:: STORED RECORDS ::

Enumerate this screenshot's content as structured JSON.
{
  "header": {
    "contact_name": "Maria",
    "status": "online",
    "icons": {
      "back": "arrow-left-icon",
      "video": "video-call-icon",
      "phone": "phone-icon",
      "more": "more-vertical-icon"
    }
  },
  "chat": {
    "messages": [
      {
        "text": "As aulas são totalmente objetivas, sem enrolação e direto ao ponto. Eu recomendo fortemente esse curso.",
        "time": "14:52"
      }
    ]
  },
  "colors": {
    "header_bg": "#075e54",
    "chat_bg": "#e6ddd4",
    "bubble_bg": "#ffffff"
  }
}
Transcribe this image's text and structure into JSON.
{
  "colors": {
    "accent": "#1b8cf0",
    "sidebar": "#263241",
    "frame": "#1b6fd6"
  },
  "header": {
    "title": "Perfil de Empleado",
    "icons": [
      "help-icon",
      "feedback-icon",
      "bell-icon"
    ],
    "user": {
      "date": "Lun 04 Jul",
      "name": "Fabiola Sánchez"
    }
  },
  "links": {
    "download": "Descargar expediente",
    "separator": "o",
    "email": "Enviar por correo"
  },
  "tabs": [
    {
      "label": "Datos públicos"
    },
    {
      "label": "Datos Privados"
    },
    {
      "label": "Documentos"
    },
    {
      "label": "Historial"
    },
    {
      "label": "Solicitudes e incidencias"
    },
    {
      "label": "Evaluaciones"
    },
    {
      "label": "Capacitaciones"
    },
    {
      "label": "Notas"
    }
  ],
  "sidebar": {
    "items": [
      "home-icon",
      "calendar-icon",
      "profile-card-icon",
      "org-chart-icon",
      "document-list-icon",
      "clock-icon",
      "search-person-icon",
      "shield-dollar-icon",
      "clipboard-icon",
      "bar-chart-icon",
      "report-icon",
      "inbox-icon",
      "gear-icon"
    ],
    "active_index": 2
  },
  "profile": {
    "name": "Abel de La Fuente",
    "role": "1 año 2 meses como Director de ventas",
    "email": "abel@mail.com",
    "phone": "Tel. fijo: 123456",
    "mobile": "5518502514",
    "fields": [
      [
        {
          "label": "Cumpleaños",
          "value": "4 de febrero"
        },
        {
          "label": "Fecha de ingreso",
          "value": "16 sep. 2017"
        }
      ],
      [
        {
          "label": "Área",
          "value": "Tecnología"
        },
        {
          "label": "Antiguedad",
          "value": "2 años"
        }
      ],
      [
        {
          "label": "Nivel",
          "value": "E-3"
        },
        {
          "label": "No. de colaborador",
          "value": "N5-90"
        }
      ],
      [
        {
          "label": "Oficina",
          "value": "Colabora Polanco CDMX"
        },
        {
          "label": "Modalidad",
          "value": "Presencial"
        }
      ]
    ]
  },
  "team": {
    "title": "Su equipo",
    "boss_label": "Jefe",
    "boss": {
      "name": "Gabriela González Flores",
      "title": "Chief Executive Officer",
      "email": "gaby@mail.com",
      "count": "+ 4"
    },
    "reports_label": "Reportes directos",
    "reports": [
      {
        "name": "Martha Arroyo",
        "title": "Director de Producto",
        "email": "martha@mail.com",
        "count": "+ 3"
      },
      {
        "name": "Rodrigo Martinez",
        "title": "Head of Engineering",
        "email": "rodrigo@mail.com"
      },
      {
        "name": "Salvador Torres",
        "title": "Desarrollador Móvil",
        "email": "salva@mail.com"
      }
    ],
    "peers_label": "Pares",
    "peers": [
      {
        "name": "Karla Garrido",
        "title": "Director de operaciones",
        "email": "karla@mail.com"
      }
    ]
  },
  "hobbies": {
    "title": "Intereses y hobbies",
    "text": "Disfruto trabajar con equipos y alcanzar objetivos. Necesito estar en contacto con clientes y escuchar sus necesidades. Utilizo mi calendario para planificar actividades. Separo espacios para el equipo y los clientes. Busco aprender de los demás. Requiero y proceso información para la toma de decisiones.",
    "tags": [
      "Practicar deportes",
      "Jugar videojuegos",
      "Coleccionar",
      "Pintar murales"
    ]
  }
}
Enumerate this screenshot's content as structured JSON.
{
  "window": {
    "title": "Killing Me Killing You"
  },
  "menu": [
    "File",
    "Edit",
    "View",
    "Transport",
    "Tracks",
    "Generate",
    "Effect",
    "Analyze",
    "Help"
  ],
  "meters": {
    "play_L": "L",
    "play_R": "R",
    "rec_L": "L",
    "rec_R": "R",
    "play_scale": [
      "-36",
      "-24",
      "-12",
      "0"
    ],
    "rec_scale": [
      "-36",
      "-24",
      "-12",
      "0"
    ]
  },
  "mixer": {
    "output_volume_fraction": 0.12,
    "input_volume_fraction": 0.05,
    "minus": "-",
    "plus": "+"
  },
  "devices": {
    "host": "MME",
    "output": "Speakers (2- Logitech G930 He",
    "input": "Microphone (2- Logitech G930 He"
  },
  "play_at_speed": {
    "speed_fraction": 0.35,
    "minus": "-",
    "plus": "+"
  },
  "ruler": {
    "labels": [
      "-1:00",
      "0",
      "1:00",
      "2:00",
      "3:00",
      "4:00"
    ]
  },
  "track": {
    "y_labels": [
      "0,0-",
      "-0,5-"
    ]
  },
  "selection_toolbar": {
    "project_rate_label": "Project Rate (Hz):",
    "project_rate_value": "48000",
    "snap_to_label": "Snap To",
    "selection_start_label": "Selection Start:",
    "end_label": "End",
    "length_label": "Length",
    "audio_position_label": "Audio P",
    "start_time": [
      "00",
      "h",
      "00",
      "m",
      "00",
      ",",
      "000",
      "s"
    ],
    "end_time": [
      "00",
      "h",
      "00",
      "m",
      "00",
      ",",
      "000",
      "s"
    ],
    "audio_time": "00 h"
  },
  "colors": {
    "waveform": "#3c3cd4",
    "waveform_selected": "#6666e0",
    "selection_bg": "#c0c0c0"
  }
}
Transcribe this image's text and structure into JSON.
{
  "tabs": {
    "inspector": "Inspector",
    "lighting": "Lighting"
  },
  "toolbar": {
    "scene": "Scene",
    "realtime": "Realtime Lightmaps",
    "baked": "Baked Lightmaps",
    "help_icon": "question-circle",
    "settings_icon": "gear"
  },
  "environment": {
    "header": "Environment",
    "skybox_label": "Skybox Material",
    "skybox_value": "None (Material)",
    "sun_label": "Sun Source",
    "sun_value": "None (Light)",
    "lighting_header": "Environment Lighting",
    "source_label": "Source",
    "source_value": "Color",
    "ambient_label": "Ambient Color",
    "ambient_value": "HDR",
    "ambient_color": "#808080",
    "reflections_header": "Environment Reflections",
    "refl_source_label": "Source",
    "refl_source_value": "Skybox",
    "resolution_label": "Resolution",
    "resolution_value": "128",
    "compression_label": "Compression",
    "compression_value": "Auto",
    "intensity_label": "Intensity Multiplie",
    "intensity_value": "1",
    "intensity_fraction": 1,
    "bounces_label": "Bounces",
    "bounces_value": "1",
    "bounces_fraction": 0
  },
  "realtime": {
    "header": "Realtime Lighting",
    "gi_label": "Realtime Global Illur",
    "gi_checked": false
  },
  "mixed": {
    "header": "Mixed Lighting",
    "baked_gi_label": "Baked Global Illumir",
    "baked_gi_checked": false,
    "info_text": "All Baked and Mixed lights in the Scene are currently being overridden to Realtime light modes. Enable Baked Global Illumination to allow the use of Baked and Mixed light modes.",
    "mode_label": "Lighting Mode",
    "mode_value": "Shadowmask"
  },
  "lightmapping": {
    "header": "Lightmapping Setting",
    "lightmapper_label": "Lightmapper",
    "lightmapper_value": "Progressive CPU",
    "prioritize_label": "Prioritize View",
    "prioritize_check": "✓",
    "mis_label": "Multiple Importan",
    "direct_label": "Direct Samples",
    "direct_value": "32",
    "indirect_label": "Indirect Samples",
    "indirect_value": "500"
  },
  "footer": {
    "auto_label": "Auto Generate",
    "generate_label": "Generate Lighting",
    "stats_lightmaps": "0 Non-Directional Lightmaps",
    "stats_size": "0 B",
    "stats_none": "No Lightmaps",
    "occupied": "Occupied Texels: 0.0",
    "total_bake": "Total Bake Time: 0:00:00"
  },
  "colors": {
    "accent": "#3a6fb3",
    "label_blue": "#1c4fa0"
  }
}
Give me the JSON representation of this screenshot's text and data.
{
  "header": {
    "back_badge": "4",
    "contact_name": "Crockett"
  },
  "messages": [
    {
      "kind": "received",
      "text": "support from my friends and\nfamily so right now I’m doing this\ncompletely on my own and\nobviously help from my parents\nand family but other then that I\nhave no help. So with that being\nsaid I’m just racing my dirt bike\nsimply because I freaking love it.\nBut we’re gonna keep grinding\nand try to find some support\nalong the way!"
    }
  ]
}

:::

### GIVEN REQUEST
Check every line of the data above for the string "Lightmaps", and copy those that have it.

### RESULT OF THIS EXERCISE
    "realtime": "Realtime Lightmaps",
    "baked": "Baked Lightmaps",
    "stats_lightmaps": "0 Non-Directional Lightmaps",
    "stats_none": "No Lightmaps",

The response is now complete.